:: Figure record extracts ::

--- Begin ---

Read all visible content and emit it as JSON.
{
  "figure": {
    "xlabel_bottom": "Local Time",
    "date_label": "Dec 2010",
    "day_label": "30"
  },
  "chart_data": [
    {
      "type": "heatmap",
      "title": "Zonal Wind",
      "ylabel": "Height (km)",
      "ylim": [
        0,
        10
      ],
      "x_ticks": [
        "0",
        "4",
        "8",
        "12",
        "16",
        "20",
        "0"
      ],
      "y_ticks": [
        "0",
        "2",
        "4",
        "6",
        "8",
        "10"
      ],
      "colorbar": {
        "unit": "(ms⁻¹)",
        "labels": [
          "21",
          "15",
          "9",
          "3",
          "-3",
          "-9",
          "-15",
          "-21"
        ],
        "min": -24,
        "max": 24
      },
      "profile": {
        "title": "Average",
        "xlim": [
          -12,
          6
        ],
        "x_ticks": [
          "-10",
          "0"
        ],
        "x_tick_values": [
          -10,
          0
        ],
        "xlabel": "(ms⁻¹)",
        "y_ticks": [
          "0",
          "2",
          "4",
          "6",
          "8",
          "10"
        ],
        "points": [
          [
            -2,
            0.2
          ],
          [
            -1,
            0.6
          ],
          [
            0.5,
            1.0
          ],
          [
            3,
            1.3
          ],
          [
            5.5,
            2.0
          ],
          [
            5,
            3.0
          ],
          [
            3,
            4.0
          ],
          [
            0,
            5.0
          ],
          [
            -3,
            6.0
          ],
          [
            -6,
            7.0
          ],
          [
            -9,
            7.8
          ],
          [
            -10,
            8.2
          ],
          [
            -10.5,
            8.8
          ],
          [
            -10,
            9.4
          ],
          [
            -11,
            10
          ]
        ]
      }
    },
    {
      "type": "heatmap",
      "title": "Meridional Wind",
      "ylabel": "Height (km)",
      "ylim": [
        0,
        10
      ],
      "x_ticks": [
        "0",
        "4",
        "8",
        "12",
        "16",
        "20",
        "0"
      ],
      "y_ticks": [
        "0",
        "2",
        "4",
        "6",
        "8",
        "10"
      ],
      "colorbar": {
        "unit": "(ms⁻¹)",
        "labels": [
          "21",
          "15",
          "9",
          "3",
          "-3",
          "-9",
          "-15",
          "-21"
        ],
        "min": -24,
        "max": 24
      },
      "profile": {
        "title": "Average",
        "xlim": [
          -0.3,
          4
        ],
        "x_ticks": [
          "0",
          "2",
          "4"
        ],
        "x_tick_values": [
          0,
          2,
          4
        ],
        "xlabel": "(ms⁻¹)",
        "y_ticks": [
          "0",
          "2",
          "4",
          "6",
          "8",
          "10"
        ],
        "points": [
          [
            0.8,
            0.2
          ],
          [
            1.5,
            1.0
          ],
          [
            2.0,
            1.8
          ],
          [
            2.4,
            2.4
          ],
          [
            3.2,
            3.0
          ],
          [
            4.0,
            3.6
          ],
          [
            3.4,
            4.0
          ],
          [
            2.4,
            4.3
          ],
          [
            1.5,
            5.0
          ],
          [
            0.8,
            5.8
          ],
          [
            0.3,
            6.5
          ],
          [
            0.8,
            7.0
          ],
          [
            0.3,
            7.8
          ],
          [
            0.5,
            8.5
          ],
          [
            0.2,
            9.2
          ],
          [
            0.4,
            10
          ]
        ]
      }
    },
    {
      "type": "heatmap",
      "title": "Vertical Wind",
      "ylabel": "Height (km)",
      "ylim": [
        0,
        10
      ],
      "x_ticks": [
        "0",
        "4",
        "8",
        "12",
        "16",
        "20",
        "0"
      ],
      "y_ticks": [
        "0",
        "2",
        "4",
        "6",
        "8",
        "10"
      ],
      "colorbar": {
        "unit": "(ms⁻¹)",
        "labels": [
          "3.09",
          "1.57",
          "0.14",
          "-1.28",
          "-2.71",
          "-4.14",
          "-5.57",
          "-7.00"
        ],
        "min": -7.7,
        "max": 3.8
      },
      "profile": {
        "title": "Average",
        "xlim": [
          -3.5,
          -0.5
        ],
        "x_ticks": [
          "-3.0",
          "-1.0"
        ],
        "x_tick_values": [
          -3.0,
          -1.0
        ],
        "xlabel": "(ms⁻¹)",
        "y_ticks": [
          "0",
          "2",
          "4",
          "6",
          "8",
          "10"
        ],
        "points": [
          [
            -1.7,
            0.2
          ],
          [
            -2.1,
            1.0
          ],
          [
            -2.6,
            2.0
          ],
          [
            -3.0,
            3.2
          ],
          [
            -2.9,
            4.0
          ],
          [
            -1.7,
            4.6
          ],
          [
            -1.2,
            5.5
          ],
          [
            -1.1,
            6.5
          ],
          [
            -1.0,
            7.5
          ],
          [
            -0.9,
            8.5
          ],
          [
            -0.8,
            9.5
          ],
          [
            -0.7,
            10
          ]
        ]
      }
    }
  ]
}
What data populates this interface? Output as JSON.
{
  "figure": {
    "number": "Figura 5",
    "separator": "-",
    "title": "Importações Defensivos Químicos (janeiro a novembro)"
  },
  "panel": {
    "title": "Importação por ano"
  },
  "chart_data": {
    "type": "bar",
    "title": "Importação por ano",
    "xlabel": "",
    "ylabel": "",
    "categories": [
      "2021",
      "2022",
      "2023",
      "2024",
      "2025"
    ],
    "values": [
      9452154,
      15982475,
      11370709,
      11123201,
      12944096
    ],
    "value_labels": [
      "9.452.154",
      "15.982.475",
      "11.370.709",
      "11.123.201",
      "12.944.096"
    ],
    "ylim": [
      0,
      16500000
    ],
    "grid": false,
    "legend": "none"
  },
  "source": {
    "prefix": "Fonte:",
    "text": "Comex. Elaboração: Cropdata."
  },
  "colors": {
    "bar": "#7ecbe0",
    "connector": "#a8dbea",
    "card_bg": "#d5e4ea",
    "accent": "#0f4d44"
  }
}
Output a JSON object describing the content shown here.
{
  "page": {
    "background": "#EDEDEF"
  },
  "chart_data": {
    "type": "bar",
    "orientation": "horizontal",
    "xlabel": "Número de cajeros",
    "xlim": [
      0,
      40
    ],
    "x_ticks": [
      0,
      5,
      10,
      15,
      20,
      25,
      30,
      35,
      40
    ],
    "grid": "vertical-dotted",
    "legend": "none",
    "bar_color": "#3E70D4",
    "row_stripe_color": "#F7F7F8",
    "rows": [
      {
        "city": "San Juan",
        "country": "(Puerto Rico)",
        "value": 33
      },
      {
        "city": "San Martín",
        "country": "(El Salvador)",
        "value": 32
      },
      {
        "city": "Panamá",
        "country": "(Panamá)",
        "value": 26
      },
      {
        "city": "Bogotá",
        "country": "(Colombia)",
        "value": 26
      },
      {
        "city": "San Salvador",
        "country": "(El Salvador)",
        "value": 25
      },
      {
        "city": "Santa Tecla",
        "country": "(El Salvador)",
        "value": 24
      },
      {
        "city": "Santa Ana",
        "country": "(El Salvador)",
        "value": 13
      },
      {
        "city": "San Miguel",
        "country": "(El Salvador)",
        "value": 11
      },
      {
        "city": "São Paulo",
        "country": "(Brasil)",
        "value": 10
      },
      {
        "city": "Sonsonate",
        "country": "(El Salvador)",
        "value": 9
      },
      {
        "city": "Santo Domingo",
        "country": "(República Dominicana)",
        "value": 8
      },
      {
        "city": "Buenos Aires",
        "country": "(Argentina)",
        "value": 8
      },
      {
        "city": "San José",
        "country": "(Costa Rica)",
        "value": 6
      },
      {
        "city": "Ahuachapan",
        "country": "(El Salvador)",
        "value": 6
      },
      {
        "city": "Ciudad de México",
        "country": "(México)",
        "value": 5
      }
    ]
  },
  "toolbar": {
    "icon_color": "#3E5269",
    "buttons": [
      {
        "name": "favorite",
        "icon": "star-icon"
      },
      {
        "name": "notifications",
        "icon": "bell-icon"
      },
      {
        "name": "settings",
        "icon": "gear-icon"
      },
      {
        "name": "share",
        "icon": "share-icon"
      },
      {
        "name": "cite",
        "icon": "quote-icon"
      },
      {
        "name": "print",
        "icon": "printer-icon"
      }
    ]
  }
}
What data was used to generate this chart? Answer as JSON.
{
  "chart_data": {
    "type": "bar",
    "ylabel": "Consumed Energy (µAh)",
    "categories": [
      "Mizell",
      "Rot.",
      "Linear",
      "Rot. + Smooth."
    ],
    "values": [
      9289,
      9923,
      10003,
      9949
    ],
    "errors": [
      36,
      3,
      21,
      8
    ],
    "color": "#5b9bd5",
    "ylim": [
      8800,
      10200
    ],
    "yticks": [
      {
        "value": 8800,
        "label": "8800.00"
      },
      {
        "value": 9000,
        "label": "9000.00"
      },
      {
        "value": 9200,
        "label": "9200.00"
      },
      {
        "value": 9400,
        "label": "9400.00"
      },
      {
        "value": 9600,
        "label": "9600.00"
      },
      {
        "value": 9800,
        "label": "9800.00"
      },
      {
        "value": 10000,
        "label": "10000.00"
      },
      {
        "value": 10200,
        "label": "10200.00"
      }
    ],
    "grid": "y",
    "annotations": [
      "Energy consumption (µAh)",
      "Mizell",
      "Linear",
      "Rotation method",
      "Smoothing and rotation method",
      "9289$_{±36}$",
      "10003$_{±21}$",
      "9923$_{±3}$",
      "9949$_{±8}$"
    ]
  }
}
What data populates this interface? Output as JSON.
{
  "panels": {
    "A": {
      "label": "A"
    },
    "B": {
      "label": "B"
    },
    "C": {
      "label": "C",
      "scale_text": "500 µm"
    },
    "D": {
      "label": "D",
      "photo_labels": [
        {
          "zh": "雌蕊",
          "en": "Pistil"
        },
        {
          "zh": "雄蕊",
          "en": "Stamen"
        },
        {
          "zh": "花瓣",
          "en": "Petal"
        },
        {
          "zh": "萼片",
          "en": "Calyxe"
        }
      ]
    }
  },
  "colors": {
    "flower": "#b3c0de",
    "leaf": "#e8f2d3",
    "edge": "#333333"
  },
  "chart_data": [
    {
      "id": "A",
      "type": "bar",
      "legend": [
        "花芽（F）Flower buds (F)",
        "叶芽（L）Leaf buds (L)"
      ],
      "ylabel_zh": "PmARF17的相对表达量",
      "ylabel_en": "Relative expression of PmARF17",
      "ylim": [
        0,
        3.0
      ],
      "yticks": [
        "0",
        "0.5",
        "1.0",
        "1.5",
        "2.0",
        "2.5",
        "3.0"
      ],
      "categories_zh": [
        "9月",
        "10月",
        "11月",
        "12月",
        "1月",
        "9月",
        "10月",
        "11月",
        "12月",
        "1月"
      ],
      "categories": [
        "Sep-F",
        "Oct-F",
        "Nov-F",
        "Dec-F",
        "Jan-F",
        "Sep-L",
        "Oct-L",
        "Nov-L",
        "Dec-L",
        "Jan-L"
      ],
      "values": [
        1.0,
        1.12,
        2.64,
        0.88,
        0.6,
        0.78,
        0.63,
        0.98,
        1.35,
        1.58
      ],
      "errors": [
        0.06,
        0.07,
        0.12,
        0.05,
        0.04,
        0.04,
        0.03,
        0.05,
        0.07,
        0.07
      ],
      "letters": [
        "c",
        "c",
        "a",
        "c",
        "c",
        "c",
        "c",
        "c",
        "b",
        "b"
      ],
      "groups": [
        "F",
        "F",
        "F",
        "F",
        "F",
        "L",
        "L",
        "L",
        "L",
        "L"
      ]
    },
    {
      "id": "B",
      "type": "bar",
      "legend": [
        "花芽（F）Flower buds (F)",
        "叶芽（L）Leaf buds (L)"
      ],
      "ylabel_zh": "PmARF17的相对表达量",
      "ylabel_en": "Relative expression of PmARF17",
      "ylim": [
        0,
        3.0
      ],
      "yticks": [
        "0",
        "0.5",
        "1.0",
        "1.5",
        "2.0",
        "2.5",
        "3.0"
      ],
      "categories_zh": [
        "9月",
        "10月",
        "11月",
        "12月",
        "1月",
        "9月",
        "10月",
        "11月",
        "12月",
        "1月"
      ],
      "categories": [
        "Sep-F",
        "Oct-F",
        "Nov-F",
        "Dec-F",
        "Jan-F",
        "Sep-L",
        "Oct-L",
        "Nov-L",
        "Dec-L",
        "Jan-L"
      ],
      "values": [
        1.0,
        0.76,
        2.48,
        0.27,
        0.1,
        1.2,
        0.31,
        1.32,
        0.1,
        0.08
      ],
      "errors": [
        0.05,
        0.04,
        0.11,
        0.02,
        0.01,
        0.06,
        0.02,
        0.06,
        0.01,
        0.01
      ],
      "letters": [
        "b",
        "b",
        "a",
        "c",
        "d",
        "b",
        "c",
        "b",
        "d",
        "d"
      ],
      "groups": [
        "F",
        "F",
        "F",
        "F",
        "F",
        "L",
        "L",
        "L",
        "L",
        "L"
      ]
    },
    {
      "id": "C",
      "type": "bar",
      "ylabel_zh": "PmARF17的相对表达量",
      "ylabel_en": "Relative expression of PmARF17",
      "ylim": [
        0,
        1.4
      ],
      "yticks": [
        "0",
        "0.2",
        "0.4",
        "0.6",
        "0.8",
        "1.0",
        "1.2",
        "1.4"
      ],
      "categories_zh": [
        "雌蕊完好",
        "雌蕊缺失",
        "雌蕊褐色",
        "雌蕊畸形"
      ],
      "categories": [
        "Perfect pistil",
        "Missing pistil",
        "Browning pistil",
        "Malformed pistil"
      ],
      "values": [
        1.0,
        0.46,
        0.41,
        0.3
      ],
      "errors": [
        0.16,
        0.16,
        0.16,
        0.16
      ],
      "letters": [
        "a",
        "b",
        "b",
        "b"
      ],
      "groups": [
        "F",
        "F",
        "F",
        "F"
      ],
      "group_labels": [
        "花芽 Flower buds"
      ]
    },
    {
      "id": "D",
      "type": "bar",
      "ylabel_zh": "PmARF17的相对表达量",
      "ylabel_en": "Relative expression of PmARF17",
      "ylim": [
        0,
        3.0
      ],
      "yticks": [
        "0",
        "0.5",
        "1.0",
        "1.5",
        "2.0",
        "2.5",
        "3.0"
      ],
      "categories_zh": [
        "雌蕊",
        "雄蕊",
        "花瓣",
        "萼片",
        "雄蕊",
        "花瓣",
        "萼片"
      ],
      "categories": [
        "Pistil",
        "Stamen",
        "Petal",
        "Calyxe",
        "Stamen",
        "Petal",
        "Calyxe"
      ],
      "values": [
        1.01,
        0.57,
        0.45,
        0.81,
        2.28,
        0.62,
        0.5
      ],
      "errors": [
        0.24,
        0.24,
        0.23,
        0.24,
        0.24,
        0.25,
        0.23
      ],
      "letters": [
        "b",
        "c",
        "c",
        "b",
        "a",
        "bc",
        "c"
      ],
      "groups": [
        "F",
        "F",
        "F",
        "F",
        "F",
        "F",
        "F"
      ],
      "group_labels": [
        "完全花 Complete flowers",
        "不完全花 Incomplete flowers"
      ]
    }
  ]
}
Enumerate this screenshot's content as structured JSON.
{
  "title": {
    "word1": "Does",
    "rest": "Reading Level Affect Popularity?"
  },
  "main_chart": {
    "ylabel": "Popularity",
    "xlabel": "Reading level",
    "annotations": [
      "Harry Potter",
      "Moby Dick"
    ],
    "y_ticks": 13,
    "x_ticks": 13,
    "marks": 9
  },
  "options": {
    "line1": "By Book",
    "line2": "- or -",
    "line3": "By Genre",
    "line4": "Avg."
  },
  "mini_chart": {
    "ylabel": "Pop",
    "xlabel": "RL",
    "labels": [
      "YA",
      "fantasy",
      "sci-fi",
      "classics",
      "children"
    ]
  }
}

--- End ---

:: EXERCISE ::
Return the lines of the records that include the string "JSON".

:: REPLY ::
Read all visible content and emit it as JSON.
What data populates this interface? Output as JSON.
Output a JSON object describing the content shown here.
What data was used to generate this chart? Answer as JSON.
What data populates this interface? Output as JSON.
Enumerate this screenshot's content as structured JSON.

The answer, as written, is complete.